RAW RECORDS:
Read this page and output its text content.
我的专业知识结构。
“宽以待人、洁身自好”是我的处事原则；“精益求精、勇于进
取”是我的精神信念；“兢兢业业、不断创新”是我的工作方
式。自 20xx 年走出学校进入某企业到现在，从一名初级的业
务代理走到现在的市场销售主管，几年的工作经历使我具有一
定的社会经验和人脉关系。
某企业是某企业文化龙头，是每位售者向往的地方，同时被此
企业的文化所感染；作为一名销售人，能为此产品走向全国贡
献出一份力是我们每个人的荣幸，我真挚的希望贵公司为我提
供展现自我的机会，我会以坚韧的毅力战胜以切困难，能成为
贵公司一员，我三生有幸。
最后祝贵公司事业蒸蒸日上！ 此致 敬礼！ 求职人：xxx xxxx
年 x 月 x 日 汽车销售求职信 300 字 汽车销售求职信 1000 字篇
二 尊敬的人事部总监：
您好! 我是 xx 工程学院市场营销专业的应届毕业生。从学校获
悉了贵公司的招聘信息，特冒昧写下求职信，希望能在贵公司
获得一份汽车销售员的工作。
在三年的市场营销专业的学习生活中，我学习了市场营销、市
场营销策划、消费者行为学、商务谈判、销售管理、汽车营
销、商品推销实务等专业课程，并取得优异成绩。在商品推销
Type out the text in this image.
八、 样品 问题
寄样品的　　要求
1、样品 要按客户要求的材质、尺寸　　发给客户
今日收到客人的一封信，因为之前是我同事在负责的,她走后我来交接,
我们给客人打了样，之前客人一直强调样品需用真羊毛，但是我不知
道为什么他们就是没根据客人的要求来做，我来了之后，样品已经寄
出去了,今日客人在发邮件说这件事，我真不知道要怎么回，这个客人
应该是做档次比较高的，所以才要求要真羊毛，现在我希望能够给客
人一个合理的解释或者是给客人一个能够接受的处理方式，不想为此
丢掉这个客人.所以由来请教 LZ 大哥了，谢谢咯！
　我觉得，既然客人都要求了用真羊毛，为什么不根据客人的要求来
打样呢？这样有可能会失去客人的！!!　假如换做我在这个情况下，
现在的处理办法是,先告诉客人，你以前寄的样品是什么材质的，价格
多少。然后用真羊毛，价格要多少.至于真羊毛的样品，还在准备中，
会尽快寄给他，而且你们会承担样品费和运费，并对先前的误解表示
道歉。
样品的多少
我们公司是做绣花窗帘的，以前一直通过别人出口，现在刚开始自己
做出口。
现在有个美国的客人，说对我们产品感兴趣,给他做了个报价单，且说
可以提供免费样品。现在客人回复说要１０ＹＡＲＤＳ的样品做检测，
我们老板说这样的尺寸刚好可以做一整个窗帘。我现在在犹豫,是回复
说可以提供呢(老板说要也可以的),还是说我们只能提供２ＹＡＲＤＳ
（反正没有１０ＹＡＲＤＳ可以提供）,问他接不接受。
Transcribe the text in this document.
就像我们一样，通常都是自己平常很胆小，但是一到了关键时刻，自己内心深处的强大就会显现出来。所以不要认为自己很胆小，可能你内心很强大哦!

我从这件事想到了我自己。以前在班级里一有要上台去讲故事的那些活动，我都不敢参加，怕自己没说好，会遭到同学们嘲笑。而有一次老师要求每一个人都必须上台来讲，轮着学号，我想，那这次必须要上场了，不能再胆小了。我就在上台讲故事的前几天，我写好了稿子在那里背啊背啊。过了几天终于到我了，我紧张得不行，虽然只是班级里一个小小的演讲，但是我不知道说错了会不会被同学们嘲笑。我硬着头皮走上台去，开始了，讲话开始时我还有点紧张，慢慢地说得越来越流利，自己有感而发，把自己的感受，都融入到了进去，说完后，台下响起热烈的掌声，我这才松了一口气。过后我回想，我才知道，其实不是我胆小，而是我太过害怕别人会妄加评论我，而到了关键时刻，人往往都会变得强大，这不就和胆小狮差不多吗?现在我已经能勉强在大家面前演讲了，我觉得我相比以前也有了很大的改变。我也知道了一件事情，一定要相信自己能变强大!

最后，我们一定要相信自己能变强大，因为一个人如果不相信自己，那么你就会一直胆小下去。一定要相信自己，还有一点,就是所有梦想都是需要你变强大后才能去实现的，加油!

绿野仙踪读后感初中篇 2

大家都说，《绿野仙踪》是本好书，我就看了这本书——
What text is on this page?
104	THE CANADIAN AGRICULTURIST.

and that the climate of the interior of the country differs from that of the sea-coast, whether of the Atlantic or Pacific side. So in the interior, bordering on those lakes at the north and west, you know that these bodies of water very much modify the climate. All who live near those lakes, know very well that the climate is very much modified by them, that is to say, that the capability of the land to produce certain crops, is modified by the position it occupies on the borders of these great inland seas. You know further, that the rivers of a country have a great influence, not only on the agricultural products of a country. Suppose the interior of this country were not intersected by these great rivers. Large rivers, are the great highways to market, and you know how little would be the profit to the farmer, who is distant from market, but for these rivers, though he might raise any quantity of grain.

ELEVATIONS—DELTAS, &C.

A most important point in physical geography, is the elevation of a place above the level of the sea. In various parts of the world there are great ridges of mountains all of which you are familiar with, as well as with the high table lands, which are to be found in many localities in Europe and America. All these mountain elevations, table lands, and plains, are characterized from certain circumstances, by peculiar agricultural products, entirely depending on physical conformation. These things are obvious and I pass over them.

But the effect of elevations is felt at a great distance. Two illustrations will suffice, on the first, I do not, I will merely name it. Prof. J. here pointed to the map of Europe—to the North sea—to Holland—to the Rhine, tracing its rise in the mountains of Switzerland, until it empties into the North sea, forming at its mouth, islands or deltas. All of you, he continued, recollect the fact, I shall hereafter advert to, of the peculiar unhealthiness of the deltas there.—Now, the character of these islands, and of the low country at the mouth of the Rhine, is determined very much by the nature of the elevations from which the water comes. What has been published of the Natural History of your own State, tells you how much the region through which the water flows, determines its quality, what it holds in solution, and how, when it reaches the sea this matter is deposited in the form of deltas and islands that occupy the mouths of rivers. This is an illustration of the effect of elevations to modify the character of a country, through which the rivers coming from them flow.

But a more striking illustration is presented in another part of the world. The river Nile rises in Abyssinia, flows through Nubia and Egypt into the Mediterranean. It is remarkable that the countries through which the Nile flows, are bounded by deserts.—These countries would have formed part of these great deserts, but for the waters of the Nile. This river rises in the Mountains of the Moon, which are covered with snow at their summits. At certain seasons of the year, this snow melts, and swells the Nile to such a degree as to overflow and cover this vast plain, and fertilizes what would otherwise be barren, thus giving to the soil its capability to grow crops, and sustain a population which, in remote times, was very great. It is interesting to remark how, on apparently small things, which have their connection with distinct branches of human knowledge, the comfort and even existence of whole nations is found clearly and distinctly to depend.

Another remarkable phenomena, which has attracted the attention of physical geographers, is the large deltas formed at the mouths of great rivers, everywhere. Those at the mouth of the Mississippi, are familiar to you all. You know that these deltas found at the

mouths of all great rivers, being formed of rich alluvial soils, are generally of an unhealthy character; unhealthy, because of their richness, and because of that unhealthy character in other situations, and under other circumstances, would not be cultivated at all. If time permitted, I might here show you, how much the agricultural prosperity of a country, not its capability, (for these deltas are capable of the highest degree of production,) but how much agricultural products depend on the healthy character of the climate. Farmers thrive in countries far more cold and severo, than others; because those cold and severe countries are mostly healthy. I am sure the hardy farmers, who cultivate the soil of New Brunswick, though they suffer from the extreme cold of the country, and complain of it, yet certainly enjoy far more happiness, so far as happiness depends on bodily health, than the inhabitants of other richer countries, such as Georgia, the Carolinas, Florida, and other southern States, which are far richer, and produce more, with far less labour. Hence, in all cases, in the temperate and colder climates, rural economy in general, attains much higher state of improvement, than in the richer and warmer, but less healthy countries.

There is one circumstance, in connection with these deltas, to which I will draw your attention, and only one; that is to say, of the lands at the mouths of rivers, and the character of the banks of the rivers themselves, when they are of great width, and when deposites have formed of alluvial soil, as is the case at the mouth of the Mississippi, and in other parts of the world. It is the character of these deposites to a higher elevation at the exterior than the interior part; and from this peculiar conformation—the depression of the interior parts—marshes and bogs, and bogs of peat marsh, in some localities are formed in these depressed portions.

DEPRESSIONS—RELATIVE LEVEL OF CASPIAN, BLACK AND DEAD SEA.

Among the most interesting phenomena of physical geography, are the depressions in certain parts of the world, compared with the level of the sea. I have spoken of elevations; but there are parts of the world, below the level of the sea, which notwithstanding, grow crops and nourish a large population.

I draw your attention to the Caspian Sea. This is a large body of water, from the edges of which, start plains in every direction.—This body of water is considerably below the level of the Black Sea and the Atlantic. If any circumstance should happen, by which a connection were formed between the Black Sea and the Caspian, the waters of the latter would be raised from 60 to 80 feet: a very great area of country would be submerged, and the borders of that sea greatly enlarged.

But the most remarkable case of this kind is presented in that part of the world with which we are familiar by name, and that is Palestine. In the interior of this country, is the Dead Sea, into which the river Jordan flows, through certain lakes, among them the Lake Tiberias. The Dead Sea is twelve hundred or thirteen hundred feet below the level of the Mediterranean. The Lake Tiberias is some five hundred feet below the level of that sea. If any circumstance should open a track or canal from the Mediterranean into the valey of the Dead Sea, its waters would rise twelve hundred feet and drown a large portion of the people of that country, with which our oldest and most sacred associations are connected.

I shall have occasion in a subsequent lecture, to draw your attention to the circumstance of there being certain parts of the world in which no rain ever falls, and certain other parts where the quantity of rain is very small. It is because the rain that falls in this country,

STATED GOAL:
Which lines include "text"? Copy each of them out.

WRITTEN SOLUTION:
Read this page and output its text content.
Type out the text in this image.
Transcribe the text in this document.
What text is on this page?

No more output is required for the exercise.